◆ RICHIESTA: Restituisca testualmente il passo dell'articolo sull'Italia in cambiamento che comincia da "Gli avvertimenti degli" e termina con "individuali, b) collettive.".

◆ ESTRATTO DEL DOCUMENTO:
◇ ◇ ◇ ◇ ◇

Layout del blog

Eng. Irina Di Ruocco

Dep. of Transportation Civil Engineering

University of Naples Federico II

Come vivremo entro il 2050? Uno sguardo all’Italia in cambiamento

Da anni la questione territoriale ed urbanistica, non è più di interesse nazionale, ma si è trasformato in un interesse di pochi. Da anni si legge “di città” nelle conferenze, fiere, iniziative locali e nazionali, focalizzate sul clima e sulla sostenibilità. Preservare l’ambiente, pensare ad azioni per la lotta al riscaldamento globale, è diventato dibattito notevole a partire dal 1980. Nulla sono servite i disastri (allora pochi) degli anni 90’ e 2000 che hanno colpito l’Italia (terremoto Irpini degli anni ‘80, alluvione del Sarno nel 2009, alluvione a Firenze nel 1996, terremoti all’Aquila e ad Amatrice nel 2009, acqua alta a Venezia del 2020), ma la percezione è che in 40 anni si sia completamente dimenticata la questione territoriale italiana. Durante questi ultimi anni, il problema ambientale, echeggiava tra gli ambienti scientifici ed oggi, invece è una notizia che ci viene ricordata ogni giorno da tv, giornali, trasmissioni.
Gli avvertimenti degli esperti e il moltiplicarsi degli episodi climatici estremi dovrebbero porci di fronte a domande naturali come “cosa fare per”, “quali azioni da intraprendere”, e invece, in molti casi l’opinione si è divisa tra chi ancora li chiama eventi sporadici come “bombe d’acqua”, “piogge intense”. Sebbene la terminologia li descrive tenendo conto dell’evento in sé, non considera il macro-sistema in cui il fenomeno si forma, e soprattutto non si considera un fattore importante: la frequenza. La frequenza di questi eventi estremi diventeranno ancora più frequenti, e per tanto ci spinge ad intervenire su due azioni: a) individuali, b) collettive.

◇ ◇ ◇ ◇ ◇

◆ INFORMAZIONI FORNITE:
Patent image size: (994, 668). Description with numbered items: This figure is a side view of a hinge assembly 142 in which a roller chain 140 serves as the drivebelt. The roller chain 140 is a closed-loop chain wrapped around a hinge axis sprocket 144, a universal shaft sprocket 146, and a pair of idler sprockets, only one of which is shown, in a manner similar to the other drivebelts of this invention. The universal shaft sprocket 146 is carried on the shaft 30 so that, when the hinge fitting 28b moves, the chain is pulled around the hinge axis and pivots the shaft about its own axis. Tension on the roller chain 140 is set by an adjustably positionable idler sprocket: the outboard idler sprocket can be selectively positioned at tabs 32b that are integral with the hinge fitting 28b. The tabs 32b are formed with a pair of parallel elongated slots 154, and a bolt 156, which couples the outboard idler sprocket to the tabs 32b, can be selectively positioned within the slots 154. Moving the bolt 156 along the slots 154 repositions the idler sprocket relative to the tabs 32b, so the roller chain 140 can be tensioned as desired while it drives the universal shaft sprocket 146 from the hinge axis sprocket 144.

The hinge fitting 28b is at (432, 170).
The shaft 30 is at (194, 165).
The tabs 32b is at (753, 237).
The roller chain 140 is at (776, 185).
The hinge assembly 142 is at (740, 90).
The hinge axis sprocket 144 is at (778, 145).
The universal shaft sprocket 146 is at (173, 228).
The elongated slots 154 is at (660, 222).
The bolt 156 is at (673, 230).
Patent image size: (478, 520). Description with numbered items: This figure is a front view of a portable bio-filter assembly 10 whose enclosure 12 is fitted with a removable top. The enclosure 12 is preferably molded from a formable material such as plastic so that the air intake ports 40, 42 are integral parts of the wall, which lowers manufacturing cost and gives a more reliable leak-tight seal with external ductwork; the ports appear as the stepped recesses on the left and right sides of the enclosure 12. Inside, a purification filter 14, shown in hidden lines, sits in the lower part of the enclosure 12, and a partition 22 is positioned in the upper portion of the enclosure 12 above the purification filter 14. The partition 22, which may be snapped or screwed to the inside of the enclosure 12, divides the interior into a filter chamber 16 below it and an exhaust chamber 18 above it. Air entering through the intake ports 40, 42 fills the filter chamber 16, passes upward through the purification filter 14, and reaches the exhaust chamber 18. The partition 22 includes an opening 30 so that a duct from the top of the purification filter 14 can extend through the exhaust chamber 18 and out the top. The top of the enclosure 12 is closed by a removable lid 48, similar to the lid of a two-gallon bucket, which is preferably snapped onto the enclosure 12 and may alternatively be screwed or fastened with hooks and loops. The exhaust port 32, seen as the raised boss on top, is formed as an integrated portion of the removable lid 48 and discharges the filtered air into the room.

◇ ◇ ◇ ◇ ◇

◆ RISULTATO QUI SOTTO:
Gli avvertimenti degli esperti e il moltiplicarsi degli episodi climatici estremi dovrebbero porci di fronte a domande naturali come “cosa fare per”, “quali azioni da intraprendere”, e invece, in molti casi l’opinione si è divisa tra chi ancora li chiama eventi sporadici come “bombe d’acqua”, “piogge intense”. Sebbene la terminologia li descrive tenendo conto dell’evento in sé, non considera il macro-sistema in cui il fenomeno si forma, e soprattutto non si considera un fattore importante: la frequenza. La frequenza di questi eventi estremi diventeranno ancora più frequenti, e per tanto ci spinge ad intervenire su due azioni: a) individuali, b) collettive.